WHAT YOU SHOULD DO:
Repeat, exactly and completely, the material that follows. Omit the pictures.

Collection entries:
---

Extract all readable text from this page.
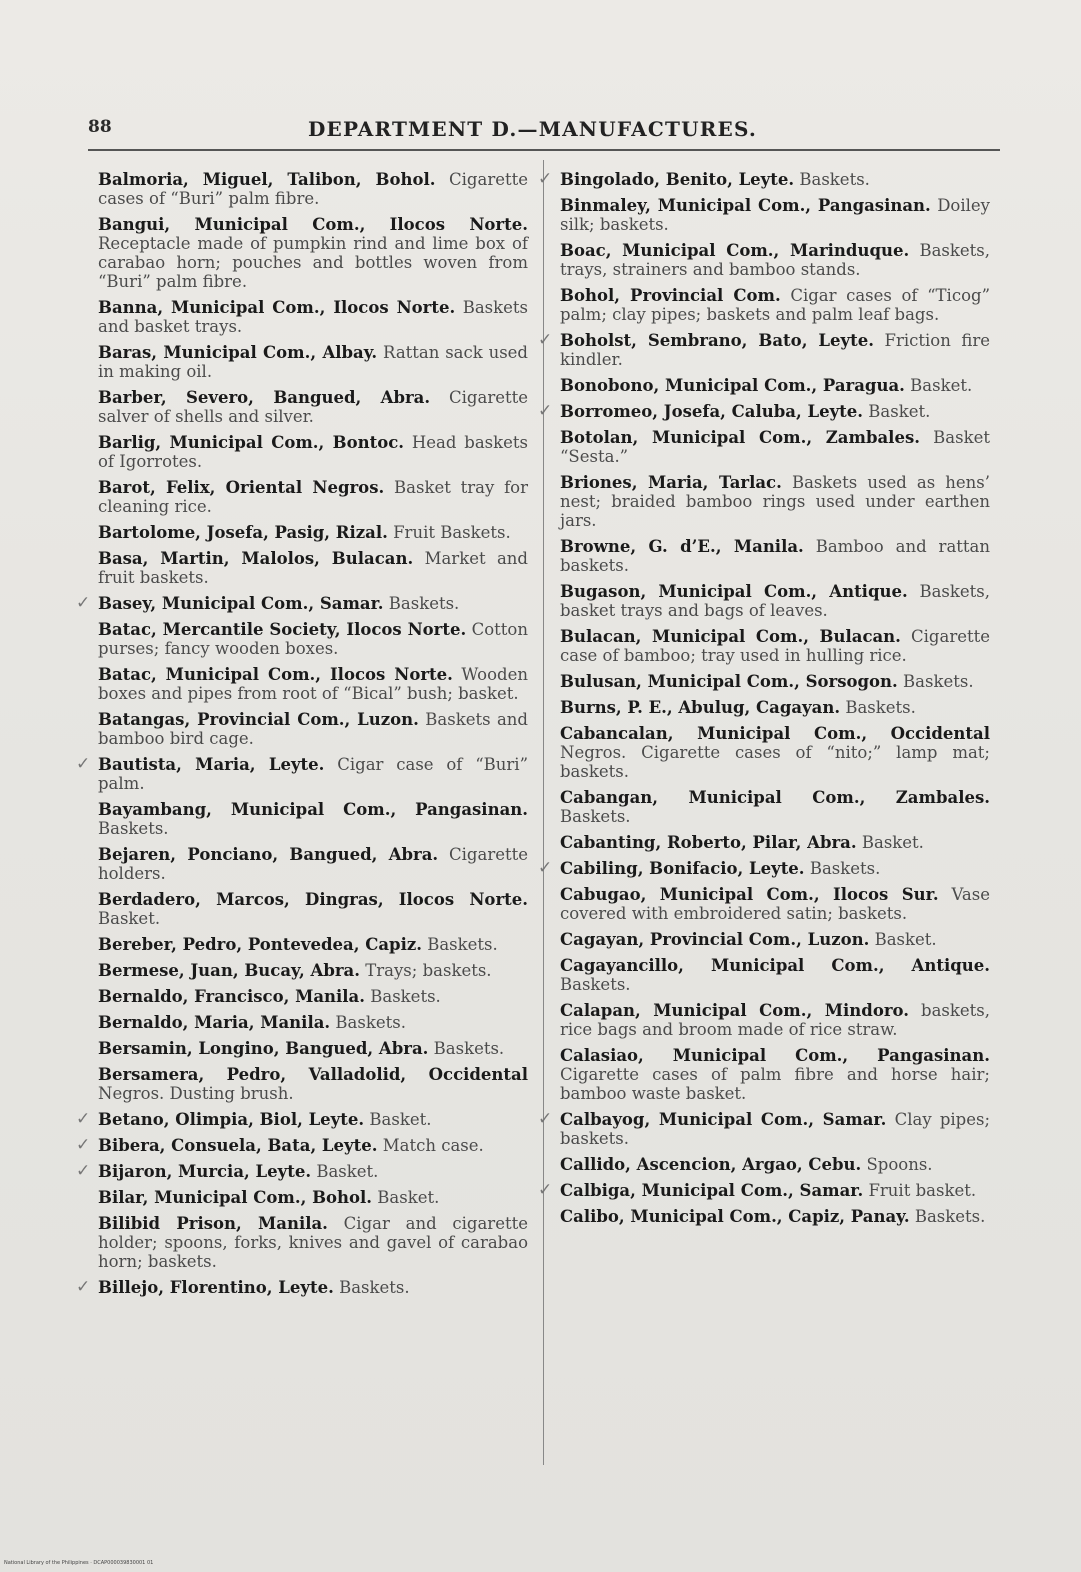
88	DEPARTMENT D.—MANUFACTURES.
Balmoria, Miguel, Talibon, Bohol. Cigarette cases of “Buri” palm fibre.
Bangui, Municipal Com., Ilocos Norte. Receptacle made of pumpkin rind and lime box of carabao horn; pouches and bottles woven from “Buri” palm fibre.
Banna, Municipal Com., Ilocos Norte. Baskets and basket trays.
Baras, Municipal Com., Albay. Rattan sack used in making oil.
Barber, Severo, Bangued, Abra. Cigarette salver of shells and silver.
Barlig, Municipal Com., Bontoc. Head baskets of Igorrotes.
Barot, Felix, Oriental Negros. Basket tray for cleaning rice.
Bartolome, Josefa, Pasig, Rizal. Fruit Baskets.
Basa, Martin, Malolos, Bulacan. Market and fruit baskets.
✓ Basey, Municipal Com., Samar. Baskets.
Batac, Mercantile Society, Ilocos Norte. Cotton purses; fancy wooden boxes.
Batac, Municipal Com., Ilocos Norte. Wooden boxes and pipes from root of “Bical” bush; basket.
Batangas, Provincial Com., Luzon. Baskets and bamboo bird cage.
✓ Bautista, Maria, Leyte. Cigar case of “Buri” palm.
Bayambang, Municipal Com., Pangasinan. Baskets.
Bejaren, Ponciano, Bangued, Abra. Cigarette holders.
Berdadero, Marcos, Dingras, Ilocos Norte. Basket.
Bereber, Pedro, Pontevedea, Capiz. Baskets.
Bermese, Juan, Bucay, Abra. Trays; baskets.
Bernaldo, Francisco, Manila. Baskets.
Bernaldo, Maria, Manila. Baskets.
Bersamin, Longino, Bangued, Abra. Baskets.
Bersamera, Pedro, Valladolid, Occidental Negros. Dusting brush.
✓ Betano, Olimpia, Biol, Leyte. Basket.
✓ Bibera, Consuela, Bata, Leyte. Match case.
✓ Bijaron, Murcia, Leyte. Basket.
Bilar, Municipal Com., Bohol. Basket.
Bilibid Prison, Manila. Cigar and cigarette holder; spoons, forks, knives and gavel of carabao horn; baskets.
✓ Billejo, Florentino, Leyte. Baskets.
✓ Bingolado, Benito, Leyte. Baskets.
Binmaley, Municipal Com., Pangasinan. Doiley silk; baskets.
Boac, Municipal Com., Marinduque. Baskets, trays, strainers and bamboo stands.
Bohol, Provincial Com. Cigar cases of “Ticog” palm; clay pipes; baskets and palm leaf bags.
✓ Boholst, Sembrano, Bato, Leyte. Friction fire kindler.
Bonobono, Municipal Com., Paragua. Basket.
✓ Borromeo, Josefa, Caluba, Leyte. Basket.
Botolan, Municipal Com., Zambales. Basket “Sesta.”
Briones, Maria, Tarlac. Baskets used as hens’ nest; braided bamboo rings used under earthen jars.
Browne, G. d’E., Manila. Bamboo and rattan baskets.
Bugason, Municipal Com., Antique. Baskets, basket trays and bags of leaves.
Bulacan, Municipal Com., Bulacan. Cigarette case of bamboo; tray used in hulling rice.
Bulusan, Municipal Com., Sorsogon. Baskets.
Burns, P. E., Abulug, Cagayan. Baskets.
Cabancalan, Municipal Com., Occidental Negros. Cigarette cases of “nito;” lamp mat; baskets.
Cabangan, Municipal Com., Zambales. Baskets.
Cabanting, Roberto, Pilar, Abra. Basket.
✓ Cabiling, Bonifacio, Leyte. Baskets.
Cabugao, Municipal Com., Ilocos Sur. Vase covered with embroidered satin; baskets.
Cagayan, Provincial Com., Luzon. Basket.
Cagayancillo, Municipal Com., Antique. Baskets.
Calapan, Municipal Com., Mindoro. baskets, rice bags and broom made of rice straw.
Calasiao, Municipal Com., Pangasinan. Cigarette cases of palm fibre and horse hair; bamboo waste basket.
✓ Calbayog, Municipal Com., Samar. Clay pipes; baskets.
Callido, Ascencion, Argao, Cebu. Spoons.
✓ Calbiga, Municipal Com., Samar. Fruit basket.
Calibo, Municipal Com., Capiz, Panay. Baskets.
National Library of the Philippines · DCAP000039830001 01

---

WRITTEN RESPONSE:
Extract all readable text from this page.
88	DEPARTMENT D.—MANUFACTURES.
Balmoria, Miguel, Talibon, Bohol. Cigarette cases of “Buri” palm fibre.
Bangui, Municipal Com., Ilocos Norte. Receptacle made of pumpkin rind and lime box of carabao horn; pouches and bottles woven from “Buri” palm fibre.
Banna, Municipal Com., Ilocos Norte. Baskets and basket trays.
Baras, Municipal Com., Albay. Rattan sack used in making oil.
Barber, Severo, Bangued, Abra. Cigarette salver of shells and silver.
Barlig, Municipal Com., Bontoc. Head baskets of Igorrotes.
Barot, Felix, Oriental Negros. Basket tray for cleaning rice.
Bartolome, Josefa, Pasig, Rizal. Fruit Baskets.
Basa, Martin, Malolos, Bulacan. Market and fruit baskets.
✓ Basey, Municipal Com., Samar. Baskets.
Batac, Mercantile Society, Ilocos Norte. Cotton purses; fancy wooden boxes.
Batac, Municipal Com., Ilocos Norte. Wooden boxes and pipes from root of “Bical” bush; basket.
Batangas, Provincial Com., Luzon. Baskets and bamboo bird cage.
✓ Bautista, Maria, Leyte. Cigar case of “Buri” palm.
Bayambang, Municipal Com., Pangasinan. Baskets.
Bejaren, Ponciano, Bangued, Abra. Cigarette holders.
Berdadero, Marcos, Dingras, Ilocos Norte. Basket.
Bereber, Pedro, Pontevedea, Capiz. Baskets.
Bermese, Juan, Bucay, Abra. Trays; baskets.
Bernaldo, Francisco, Manila. Baskets.
Bernaldo, Maria, Manila. Baskets.
Bersamin, Longino, Bangued, Abra. Baskets.
Bersamera, Pedro, Valladolid, Occidental Negros. Dusting brush.
✓ Betano, Olimpia, Biol, Leyte. Basket.
✓ Bibera, Consuela, Bata, Leyte. Match case.
✓ Bijaron, Murcia, Leyte. Basket.
Bilar, Municipal Com., Bohol. Basket.
Bilibid Prison, Manila. Cigar and cigarette holder; spoons, forks, knives and gavel of carabao horn; baskets.
✓ Billejo, Florentino, Leyte. Baskets.
✓ Bingolado, Benito, Leyte. Baskets.
Binmaley, Municipal Com., Pangasinan. Doiley silk; baskets.
Boac, Municipal Com., Marinduque. Baskets, trays, strainers and bamboo stands.
Bohol, Provincial Com. Cigar cases of “Ticog” palm; clay pipes; baskets and palm leaf bags.
✓ Boholst, Sembrano, Bato, Leyte. Friction fire kindler.
Bonobono, Municipal Com., Paragua. Basket.
✓ Borromeo, Josefa, Caluba, Leyte. Basket.
Botolan, Municipal Com., Zambales. Basket “Sesta.”
Briones, Maria, Tarlac. Baskets used as hens’ nest; braided bamboo rings used under earthen jars.
Browne, G. d’E., Manila. Bamboo and rattan baskets.
Bugason, Municipal Com., Antique. Baskets, basket trays and bags of leaves.
Bulacan, Municipal Com., Bulacan. Cigarette case of bamboo; tray used in hulling rice.
Bulusan, Municipal Com., Sorsogon. Baskets.
Burns, P. E., Abulug, Cagayan. Baskets.
Cabancalan, Municipal Com., Occidental Negros. Cigarette cases of “nito;” lamp mat; baskets.
Cabangan, Municipal Com., Zambales. Baskets.
Cabanting, Roberto, Pilar, Abra. Basket.
✓ Cabiling, Bonifacio, Leyte. Baskets.
Cabugao, Municipal Com., Ilocos Sur. Vase covered with embroidered satin; baskets.
Cagayan, Provincial Com., Luzon. Basket.
Cagayancillo, Municipal Com., Antique. Baskets.
Calapan, Municipal Com., Mindoro. baskets, rice bags and broom made of rice straw.
Calasiao, Municipal Com., Pangasinan. Cigarette cases of palm fibre and horse hair; bamboo waste basket.
✓ Calbayog, Municipal Com., Samar. Clay pipes; baskets.
Callido, Ascencion, Argao, Cebu. Spoons.
✓ Calbiga, Municipal Com., Samar. Fruit basket.
Calibo, Municipal Com., Capiz, Panay. Baskets.
National Library of the Philippines · DCAP000039830001 01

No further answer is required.